Transcribe the listing word for word.
━━━━━━━━
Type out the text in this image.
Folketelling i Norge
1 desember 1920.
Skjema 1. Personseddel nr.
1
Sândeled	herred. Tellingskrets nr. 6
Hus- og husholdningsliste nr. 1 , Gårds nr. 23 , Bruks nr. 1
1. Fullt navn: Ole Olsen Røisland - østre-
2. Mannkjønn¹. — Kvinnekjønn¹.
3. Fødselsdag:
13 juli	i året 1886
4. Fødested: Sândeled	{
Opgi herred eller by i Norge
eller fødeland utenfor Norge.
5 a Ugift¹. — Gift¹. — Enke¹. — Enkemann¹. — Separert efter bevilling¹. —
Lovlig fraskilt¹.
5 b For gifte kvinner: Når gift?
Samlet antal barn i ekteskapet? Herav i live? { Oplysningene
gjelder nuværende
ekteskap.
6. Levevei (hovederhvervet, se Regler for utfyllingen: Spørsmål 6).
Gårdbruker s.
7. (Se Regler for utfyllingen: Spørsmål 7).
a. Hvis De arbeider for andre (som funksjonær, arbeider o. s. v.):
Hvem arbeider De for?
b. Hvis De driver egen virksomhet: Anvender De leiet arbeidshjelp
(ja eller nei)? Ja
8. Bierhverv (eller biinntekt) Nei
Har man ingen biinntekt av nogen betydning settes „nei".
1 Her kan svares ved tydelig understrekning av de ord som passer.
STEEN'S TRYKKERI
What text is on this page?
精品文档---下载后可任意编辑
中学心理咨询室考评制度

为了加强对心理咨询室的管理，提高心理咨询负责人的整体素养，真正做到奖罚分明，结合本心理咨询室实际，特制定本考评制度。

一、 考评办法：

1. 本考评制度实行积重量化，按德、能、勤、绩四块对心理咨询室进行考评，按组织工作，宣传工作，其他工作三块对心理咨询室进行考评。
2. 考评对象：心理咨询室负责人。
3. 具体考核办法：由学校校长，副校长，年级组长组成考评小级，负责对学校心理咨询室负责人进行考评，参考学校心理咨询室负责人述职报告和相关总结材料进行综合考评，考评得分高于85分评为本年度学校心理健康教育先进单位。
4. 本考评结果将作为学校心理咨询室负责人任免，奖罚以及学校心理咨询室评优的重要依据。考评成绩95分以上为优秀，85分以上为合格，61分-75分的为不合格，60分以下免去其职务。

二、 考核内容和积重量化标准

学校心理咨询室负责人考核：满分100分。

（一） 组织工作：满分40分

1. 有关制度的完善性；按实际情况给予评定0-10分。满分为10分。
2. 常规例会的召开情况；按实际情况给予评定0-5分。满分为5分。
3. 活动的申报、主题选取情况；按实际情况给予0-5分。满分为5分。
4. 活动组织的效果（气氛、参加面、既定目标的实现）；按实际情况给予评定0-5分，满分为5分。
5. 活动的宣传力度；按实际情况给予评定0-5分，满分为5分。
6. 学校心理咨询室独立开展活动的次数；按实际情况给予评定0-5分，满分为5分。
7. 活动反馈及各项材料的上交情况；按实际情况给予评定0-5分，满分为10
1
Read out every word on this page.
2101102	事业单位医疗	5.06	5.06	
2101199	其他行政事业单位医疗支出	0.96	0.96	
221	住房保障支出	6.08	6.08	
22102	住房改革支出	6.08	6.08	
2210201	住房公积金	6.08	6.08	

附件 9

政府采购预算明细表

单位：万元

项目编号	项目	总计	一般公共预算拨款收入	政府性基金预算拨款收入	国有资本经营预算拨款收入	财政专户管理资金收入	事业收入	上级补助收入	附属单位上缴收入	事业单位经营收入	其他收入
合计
━━━━━━━━
Answer to the problem:
Type out the text in this image.
Folketelling i Norge
1 desember 1920.
Skjema 1. Personseddel nr.
1
Sândeled	herred. Tellingskrets nr. 6
Hus- og husholdningsliste nr. 1 , Gårds nr. 23 , Bruks nr. 1
1. Fullt navn: Ole Olsen Røisland - østre-
2. Mannkjønn¹. — Kvinnekjønn¹.
3. Fødselsdag:
13 juli	i året 1886
4. Fødested: Sândeled	{
Opgi herred eller by i Norge
eller fødeland utenfor Norge.
5 a Ugift¹. — Gift¹. — Enke¹. — Enkemann¹. — Separert efter bevilling¹. —
Lovlig fraskilt¹.
5 b For gifte kvinner: Når gift?
Samlet antal barn i ekteskapet? Herav i live? { Oplysningene
gjelder nuværende
ekteskap.
6. Levevei (hovederhvervet, se Regler for utfyllingen: Spørsmål 6).
Gårdbruker s.
7. (Se Regler for utfyllingen: Spørsmål 7).
a. Hvis De arbeider for andre (som funksjonær, arbeider o. s. v.):
Hvem arbeider De for?
b. Hvis De driver egen virksomhet: Anvender De leiet arbeidshjelp
(ja eller nei)? Ja
8. Bierhverv (eller biinntekt) Nei
Har man ingen biinntekt av nogen betydning settes „nei".
1 Her kan svares ved tydelig understrekning av de ord som passer.
STEEN'S TRYKKERI
What text is on this page?
精品文档---下载后可任意编辑
中学心理咨询室考评制度

为了加强对心理咨询室的管理，提高心理咨询负责人的整体素养，真正做到奖罚分明，结合本心理咨询室实际，特制定本考评制度。

一、 考评办法：

1. 本考评制度实行积重量化，按德、能、勤、绩四块对心理咨询室进行考评，按组织工作，宣传工作，其他工作三块对心理咨询室进行考评。
2. 考评对象：心理咨询室负责人。
3. 具体考核办法：由学校校长，副校长，年级组长组成考评小级，负责对学校心理咨询室负责人进行考评，参考学校心理咨询室负责人述职报告和相关总结材料进行综合考评，考评得分高于85分评为本年度学校心理健康教育先进单位。
4. 本考评结果将作为学校心理咨询室负责人任免，奖罚以及学校心理咨询室评优的重要依据。考评成绩95分以上为优秀，85分以上为合格，61分-75分的为不合格，60分以下免去其职务。

二、 考核内容和积重量化标准

学校心理咨询室负责人考核：满分100分。

（一） 组织工作：满分40分

1. 有关制度的完善性；按实际情况给予评定0-10分。满分为10分。
2. 常规例会的召开情况；按实际情况给予评定0-5分。满分为5分。
3. 活动的申报、主题选取情况；按实际情况给予0-5分。满分为5分。
4. 活动组织的效果（气氛、参加面、既定目标的实现）；按实际情况给予评定0-5分，满分为5分。
5. 活动的宣传力度；按实际情况给予评定0-5分，满分为5分。
6. 学校心理咨询室独立开展活动的次数；按实际情况给予评定0-5分，满分为5分。
7. 活动反馈及各项材料的上交情况；按实际情况给予评定0-5分，满分为10
1
Read out every word on this page.
2101102	事业单位医疗	5.06	5.06	
2101199	其他行政事业单位医疗支出	0.96	0.96	
221	住房保障支出	6.08	6.08	
22102	住房改革支出	6.08	6.08	
2210201	住房公积金	6.08	6.08	

附件 9

政府采购预算明细表

单位：万元

项目编号	项目	总计	一般公共预算拨款收入	政府性基金预算拨款收入	国有资本经营预算拨款收入	财政专户管理资金收入	事业收入	上级补助收入	附属单位上缴收入	事业单位经营收入	其他收入
合计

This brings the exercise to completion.